* PROVIDED INFORMATION *
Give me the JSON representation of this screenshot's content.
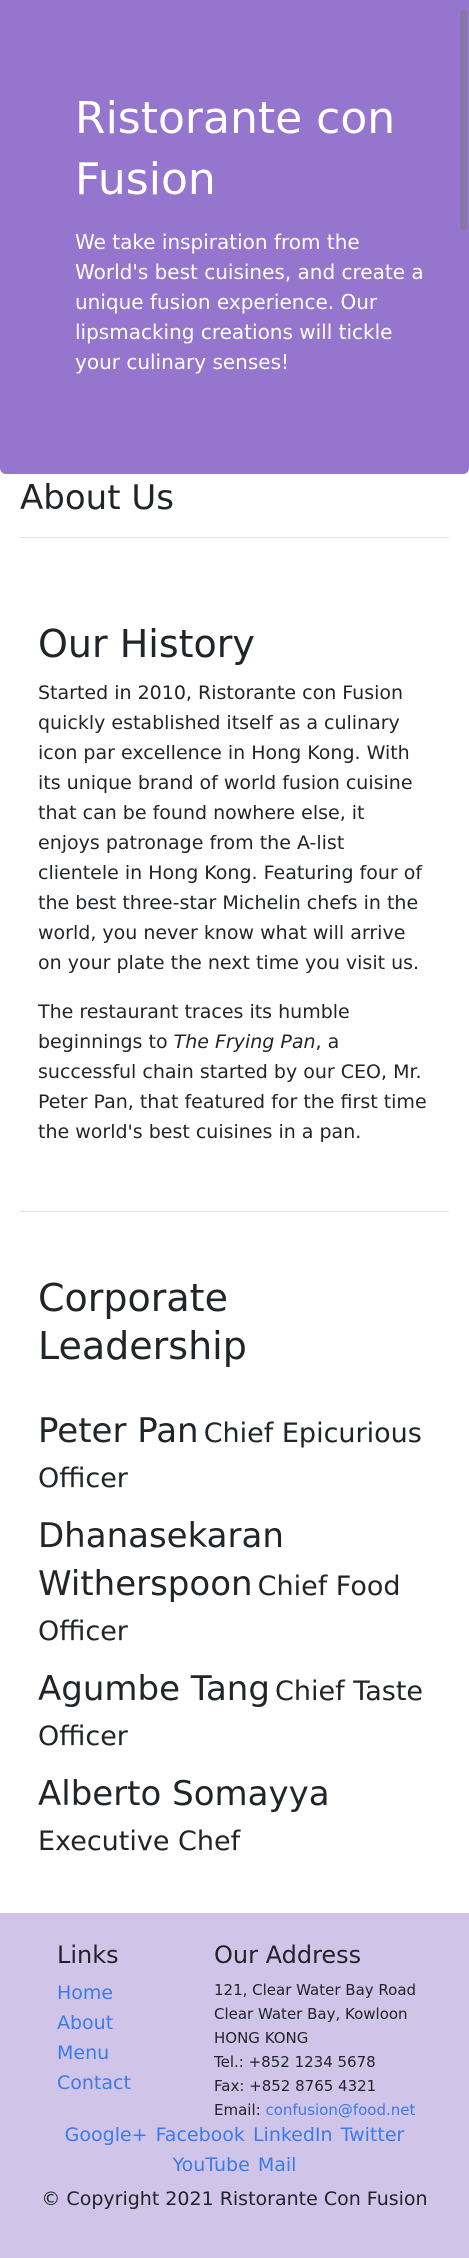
{
  "jumbotron": {
    "title": "Ristorante con Fusion",
    "tagline": "We take inspiration from the World's best cuisines, and create a unique fusion experience. Our lipsmacking creations will tickle your culinary senses!"
  },
  "page": {
    "heading": "About Us"
  },
  "history": {
    "title": "Our History",
    "paragraph1": "Started in 2010, Ristorante con Fusion quickly established itself as a culinary icon par excellence in Hong Kong. With its unique brand of world fusion cuisine that can be found nowhere else, it enjoys patronage from the A-list clientele in Hong Kong. Featuring four of the best three-star Michelin chefs in the world, you never know what will arrive on your plate the next time you visit us.",
    "paragraph2_before": "The restaurant traces its humble beginnings to ",
    "paragraph2_em": "The Frying Pan",
    "paragraph2_after": ", a successful chain started by our CEO, Mr. Peter Pan, that featured for the first time the world's best cuisines in a pan."
  },
  "leadership": {
    "title": "Corporate Leadership",
    "leaders": [
      {
        "name": "Peter Pan",
        "role": "Chief Epicurious Officer"
      },
      {
        "name": "Dhanasekaran Witherspoon",
        "role": "Chief Food Officer"
      },
      {
        "name": "Agumbe Tang",
        "role": "Chief Taste Officer"
      },
      {
        "name": "Alberto Somayya",
        "role": "Executive Chef"
      }
    ]
  },
  "footer": {
    "links_title": "Links",
    "links": [
      "Home",
      "About",
      "Menu",
      "Contact"
    ],
    "address_title": "Our Address",
    "address_lines": [
      "121, Clear Water Bay Road",
      "Clear Water Bay, Kowloon",
      "HONG KONG",
      "Tel.: +852 1234 5678",
      "Fax: +852 8765 4321"
    ],
    "email_label": "Email: ",
    "email": "confusion@food.net",
    "social": [
      "Google+",
      "Facebook",
      "LinkedIn",
      "Twitter",
      "YouTube",
      "Mail"
    ],
    "copyright": "© Copyright 2021 Ristorante Con Fusion"
  },
  "colors": {
    "jumbotron_bg": "#9575cd",
    "footer_bg": "#d1c4e9",
    "link": "#3a7bea"
  }
}
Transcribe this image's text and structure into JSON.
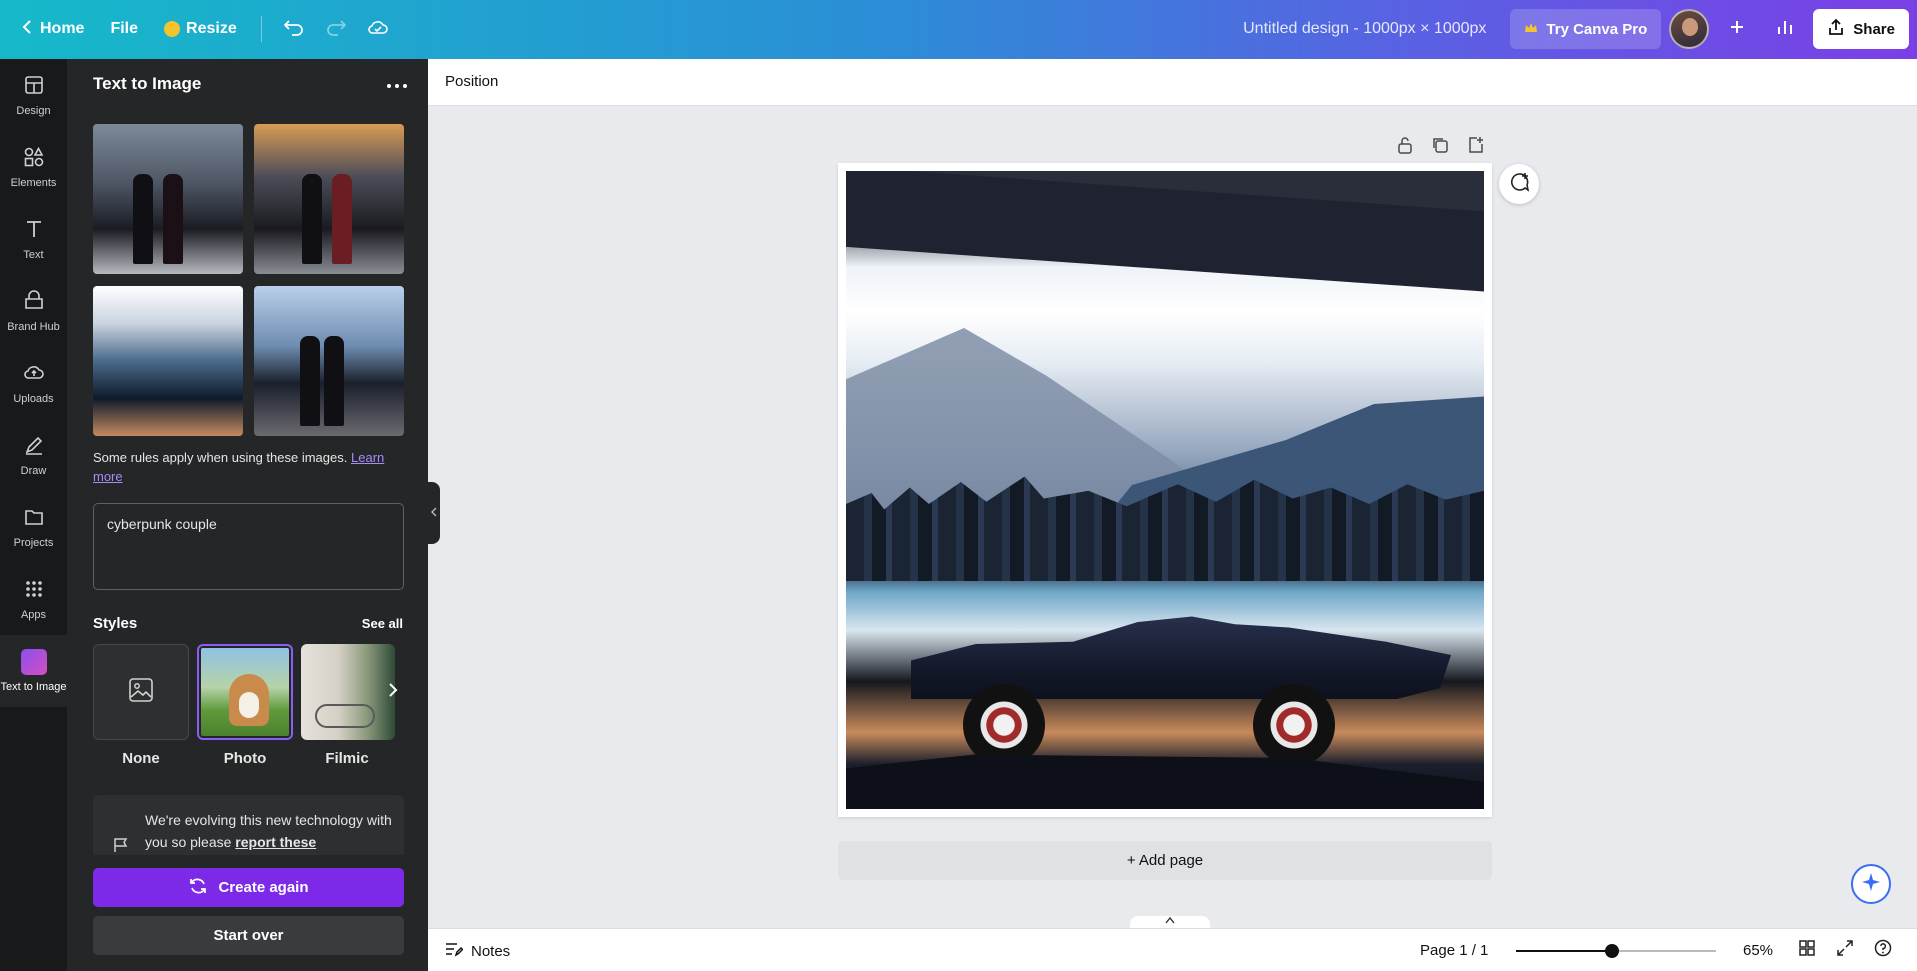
{
  "topbar": {
    "home_label": "Home",
    "file_label": "File",
    "resize_label": "Resize",
    "doc_title": "Untitled design - 1000px × 1000px",
    "pro_label": "Try Canva Pro",
    "share_label": "Share"
  },
  "rail": {
    "items": [
      {
        "label": "Design",
        "icon": "design-icon"
      },
      {
        "label": "Elements",
        "icon": "elements-icon"
      },
      {
        "label": "Text",
        "icon": "text-icon"
      },
      {
        "label": "Brand Hub",
        "icon": "brand-hub-icon"
      },
      {
        "label": "Uploads",
        "icon": "uploads-icon"
      },
      {
        "label": "Draw",
        "icon": "draw-icon"
      },
      {
        "label": "Projects",
        "icon": "projects-icon"
      },
      {
        "label": "Apps",
        "icon": "apps-icon"
      },
      {
        "label": "Text to Image",
        "icon": "text-to-image-icon"
      }
    ]
  },
  "panel": {
    "title": "Text to Image",
    "rules_text": "Some rules apply when using these images.",
    "learn_more": "Learn more",
    "prompt": "cyberpunk couple",
    "styles_label": "Styles",
    "see_all": "See all",
    "styles": [
      {
        "name": "None"
      },
      {
        "name": "Photo",
        "selected": true
      },
      {
        "name": "Filmic"
      }
    ],
    "notice_text": "We're evolving this new technology with you so please",
    "notice_link": "report these",
    "create_again": "Create again",
    "start_over": "Start over"
  },
  "toolbar": {
    "position_label": "Position"
  },
  "canvas": {
    "add_page": "+ Add page"
  },
  "bottombar": {
    "notes_label": "Notes",
    "page_info": "Page 1 / 1",
    "zoom_label": "65%",
    "zoom_fraction": 0.48
  },
  "colors": {
    "accent": "#7d2ae8",
    "panel_bg": "#252627",
    "rail_bg": "#18191b"
  }
}
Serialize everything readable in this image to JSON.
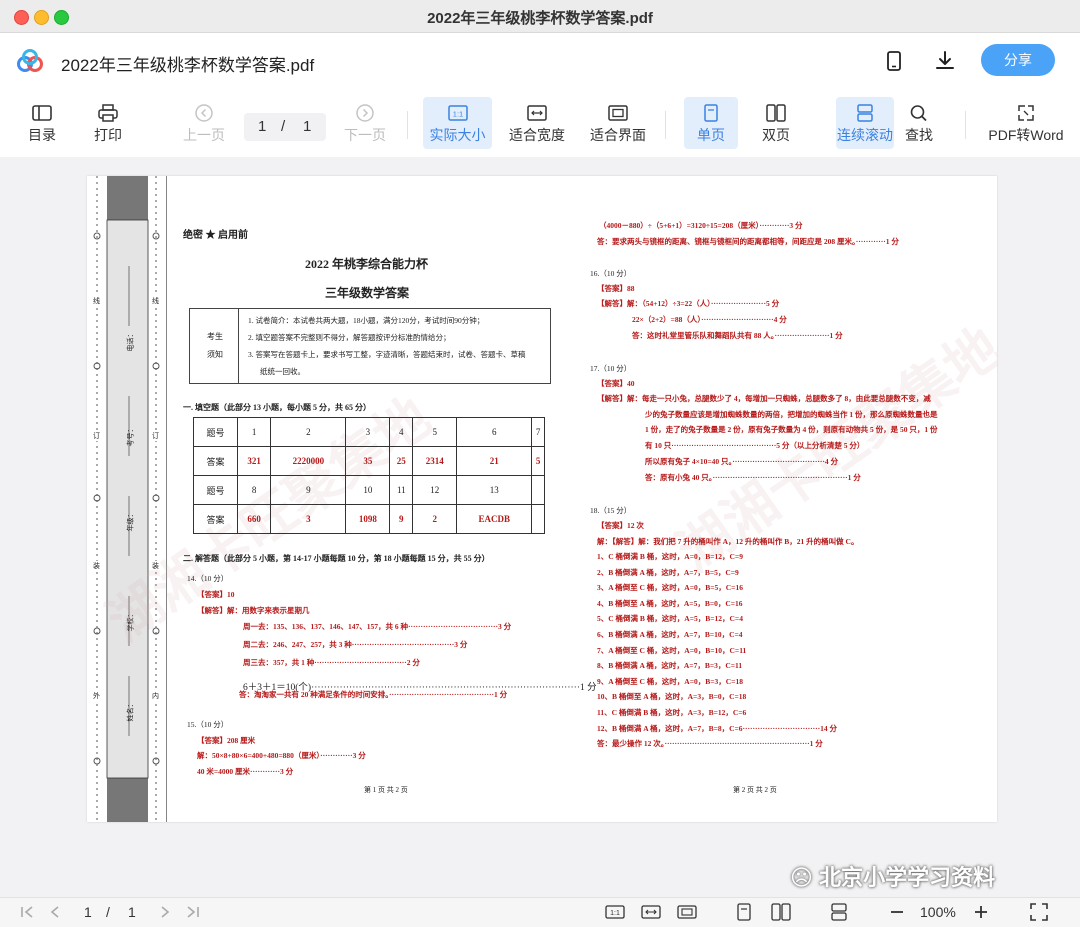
{
  "window": {
    "title": "2022年三年级桃李杯数学答案.pdf"
  },
  "header": {
    "doc_name": "2022年三年级桃李杯数学答案.pdf",
    "share_label": "分享"
  },
  "toolbar": {
    "toc": "目录",
    "print": "打印",
    "prev_page": "上一页",
    "page_current": "1",
    "page_sep": "/",
    "page_total": "1",
    "next_page": "下一页",
    "actual_size": "实际大小",
    "fit_width": "适合宽度",
    "fit_window": "适合界面",
    "single_page": "单页",
    "double_page": "双页",
    "continuous": "连续滚动",
    "find": "查找",
    "pdf_to_word": "PDF转Word"
  },
  "document": {
    "secret": "绝密 ★ 启用前",
    "title1": "2022 年桃李综合能力杯",
    "title2": "三年级数学答案",
    "notice_label1": "考生",
    "notice_label2": "须知",
    "notice_items": [
      "1. 试卷简介：本试卷共两大题，18小题，满分120分，考试时间90分钟；",
      "2. 填空题答案不完整则不得分，解答题按评分标准酌情给分；",
      "3. 答案写在答题卡上，要求书写工整，字迹清晰，答题结束时，试卷、答题卡、草稿",
      "纸统一回收。"
    ],
    "section1": "一. 填空题（此部分 13 小题，每小题 5 分，共 65 分）",
    "table_q_label": "题号",
    "table_a_label": "答案",
    "table_row1_q": [
      "1",
      "2",
      "3",
      "4",
      "5",
      "6",
      "7"
    ],
    "table_row1_a": [
      "321",
      "2220000",
      "35",
      "25",
      "2314",
      "21",
      "5"
    ],
    "table_row2_q": [
      "8",
      "9",
      "10",
      "11",
      "12",
      "13",
      ""
    ],
    "table_row2_a": [
      "660",
      "3",
      "1098",
      "9",
      "2",
      "EACDB",
      ""
    ],
    "section2": "二. 解答题（此部分 5 小题，第 14-17 小题每题 10 分，第 18 小题每题 15 分，共 55 分）",
    "left_lines": [
      {
        "t": "14.（10 分）",
        "red": false
      },
      {
        "t": "【答案】10",
        "red": true
      },
      {
        "t": "【解答】解：用数字来表示星期几",
        "red": true
      },
      {
        "t": "周一去：135、136、137、146、147、157，共 6 种····································3 分",
        "red": true
      },
      {
        "t": "周二去：246、247、257，共 3 种·········································3 分",
        "red": true
      },
      {
        "t": "周三去：357，共 1 种·····································2 分",
        "red": true
      },
      {
        "t": "6＋3＋1＝10(个)·····················································································1 分",
        "red": false
      },
      {
        "t": "答：淘淘家一共有 20 种满足条件的时间安排。··········································1 分",
        "red": true
      },
      {
        "t": "15.（10 分）",
        "red": false
      },
      {
        "t": "【答案】208 厘米",
        "red": true
      },
      {
        "t": "解：50×8+80×6=400+480=880（厘米）·············3 分",
        "red": true
      },
      {
        "t": "40 米=4000 厘米············3 分",
        "red": true
      }
    ],
    "right_lines": [
      {
        "t": "（4000－880）÷（5+6+1）=3120÷15=208（厘米）············3 分",
        "red": true
      },
      {
        "t": "答：要求两头与镜框的距离、镜框与镜框间的距离都相等，间距应是 208 厘米。············1 分",
        "red": true
      },
      {
        "t": "16.（10 分）",
        "red": false
      },
      {
        "t": "【答案】88",
        "red": true
      },
      {
        "t": "【解答】解：（54+12）÷3=22（人）······················5 分",
        "red": true
      },
      {
        "t": "22×（2+2）=88（人）·····························4 分",
        "red": true
      },
      {
        "t": "答：这时礼堂里管乐队和舞蹈队共有 88 人。······················1 分",
        "red": true
      },
      {
        "t": "17.（10 分）",
        "red": false
      },
      {
        "t": "【答案】40",
        "red": true
      },
      {
        "t": "【解答】解：每走一只小兔，总腿数少了 4，每增加一只蜘蛛，总腿数多了 8，由此要总腿数不变，减",
        "red": true
      },
      {
        "t": "少的兔子数量应该是增加蜘蛛数量的两倍，把增加的蜘蛛当作 1 份，那么原蜘蛛数量也是",
        "red": true
      },
      {
        "t": "1 份，走了的兔子数量是 2 份，原有兔子数量为 4 份，则原有动物共 5 份，是 50 只，1 份",
        "red": true
      },
      {
        "t": "有 10 只··········································5 分（以上分析清楚 5 分）",
        "red": true
      },
      {
        "t": "所以原有兔子 4×10=40 只。·····································4 分",
        "red": true
      },
      {
        "t": "答：原有小兔 40 只。······················································1 分",
        "red": true
      },
      {
        "t": "18.（15 分）",
        "red": false
      },
      {
        "t": "【答案】12 次",
        "red": true
      },
      {
        "t": "解：【解答】解：我们把 7 升的桶叫作 A，12 升的桶叫作 B，21 升的桶叫做 C。",
        "red": true
      },
      {
        "t": "1、C 桶倒满 B 桶，这时，A=0，B=12，C=9",
        "red": true
      },
      {
        "t": "2、B 桶倒满 A 桶，这时，A=7，B=5，C=9",
        "red": true
      },
      {
        "t": "3、A 桶倒至 C 桶，这时，A=0，B=5，C=16",
        "red": true
      },
      {
        "t": "4、B 桶倒至 A 桶，这时，A=5，B=0，C=16",
        "red": true
      },
      {
        "t": "5、C 桶倒满 B 桶，这时，A=5，B=12，C=4",
        "red": true
      },
      {
        "t": "6、B 桶倒满 A 桶，这时，A=7，B=10，C=4",
        "red": true
      },
      {
        "t": "7、A 桶倒至 C 桶，这时，A=0，B=10，C=11",
        "red": true
      },
      {
        "t": "8、B 桶倒满 A 桶，这时，A=7，B=3，C=11",
        "red": true
      },
      {
        "t": "9、A 桶倒至 C 桶，这时，A=0，B=3，C=18",
        "red": true
      },
      {
        "t": "10、B 桶倒至 A 桶，这时，A=3，B=0，C=18",
        "red": true
      },
      {
        "t": "11、C 桶倒满 B 桶，这时，A=3，B=12，C=6",
        "red": true
      },
      {
        "t": "12、B 桶倒满 A 桶，这时，A=7，B=8，C=6·······························14 分",
        "red": true
      },
      {
        "t": "答：最少操作 12 次。··························································1 分",
        "red": true
      }
    ],
    "footer_left": "第 1 页 共 2 页",
    "footer_right": "第 2 页 共 2 页",
    "binding_labels": [
      "姓名：",
      "学校：",
      "年级：",
      "考号：",
      "电话："
    ],
    "binding_outer": [
      "外",
      "装",
      "订",
      "线"
    ],
    "binding_inner": [
      "内",
      "装",
      "订",
      "线"
    ],
    "watermark": "湖湘卡旺聚集地"
  },
  "bottom": {
    "page_current": "1",
    "page_sep": "/",
    "page_total": "1",
    "zoom": "100%"
  },
  "overlay": {
    "wechat_mark": "北京小学学习资料"
  },
  "colors": {
    "accent": "#4aa3f7",
    "answer_red": "#b61a1a",
    "active_bg": "#e3eefc"
  }
}
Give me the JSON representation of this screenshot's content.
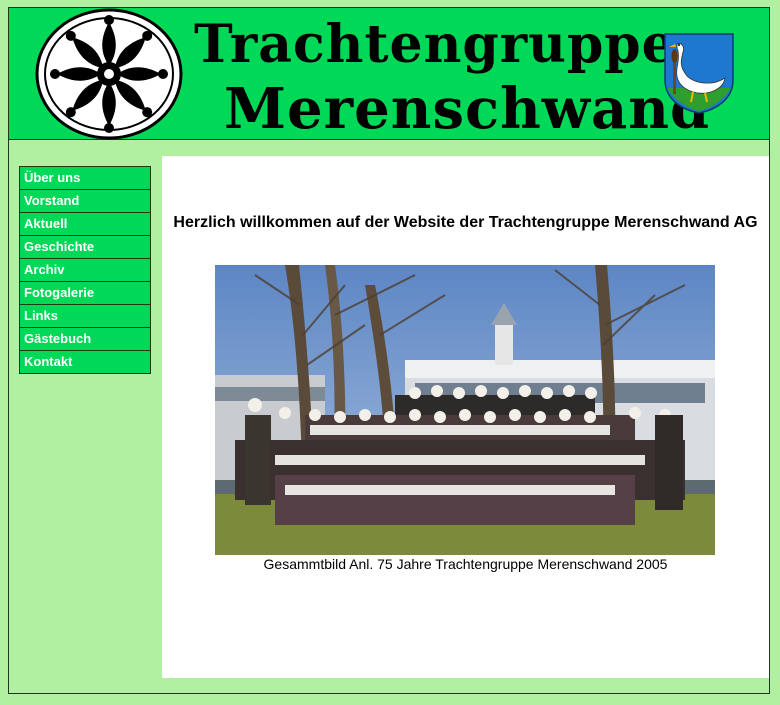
{
  "header": {
    "title_line1": "Trachtengruppe",
    "title_line2": "Merenschwand"
  },
  "nav": {
    "items": [
      {
        "label": "Über uns"
      },
      {
        "label": "Vorstand"
      },
      {
        "label": "Aktuell"
      },
      {
        "label": "Geschichte"
      },
      {
        "label": "Archiv"
      },
      {
        "label": "Fotogalerie"
      },
      {
        "label": "Links"
      },
      {
        "label": "Gästebuch"
      },
      {
        "label": "Kontakt"
      }
    ]
  },
  "main": {
    "welcome": "Herzlich willkommen auf der Website der Trachtengruppe Merenschwand AG",
    "caption": "Gesammtbild Anl. 75 Jahre Trachtengruppe Merenschwand 2005"
  },
  "colors": {
    "header_green": "#00d957",
    "page_bg": "#b0f0a0",
    "nav_green": "#00d957",
    "crest_blue": "#1e78d0"
  }
}
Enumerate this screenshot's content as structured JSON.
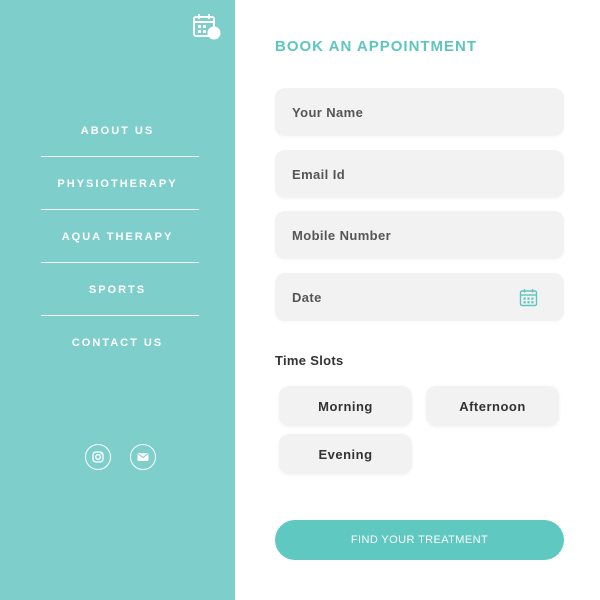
{
  "colors": {
    "sidebar": "#7ecfcc",
    "accent": "#5cc6bf",
    "button": "#5ec8c1",
    "field_bg": "#f2f2f2"
  },
  "sidebar": {
    "top_icon": "calendar-icon",
    "nav": [
      {
        "label": "ABOUT US"
      },
      {
        "label": "PHYSIOTHERAPY"
      },
      {
        "label": "AQUA THERAPY"
      },
      {
        "label": "SPORTS"
      },
      {
        "label": "CONTACT US"
      }
    ],
    "socials": [
      "instagram-icon",
      "email-icon"
    ]
  },
  "form": {
    "title": "BOOK AN APPOINTMENT",
    "name_placeholder": "Your Name",
    "email_placeholder": "Email Id",
    "mobile_placeholder": "Mobile Number",
    "date_placeholder": "Date",
    "time_slots_label": "Time Slots",
    "slots": [
      "Morning",
      "Afternoon",
      "Evening"
    ],
    "submit_label": "FIND YOUR TREATMENT"
  }
}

* WHAT IS NEEDED *
Collect from the data above every line that includes "Peter".

* FINISHED EXERCISE *
    "paragraph2_after": ", a successful chain started by our CEO, Mr. Peter Pan, that featured for the first time the world's best cuisines in a pan."
        "name": "Peter Pan",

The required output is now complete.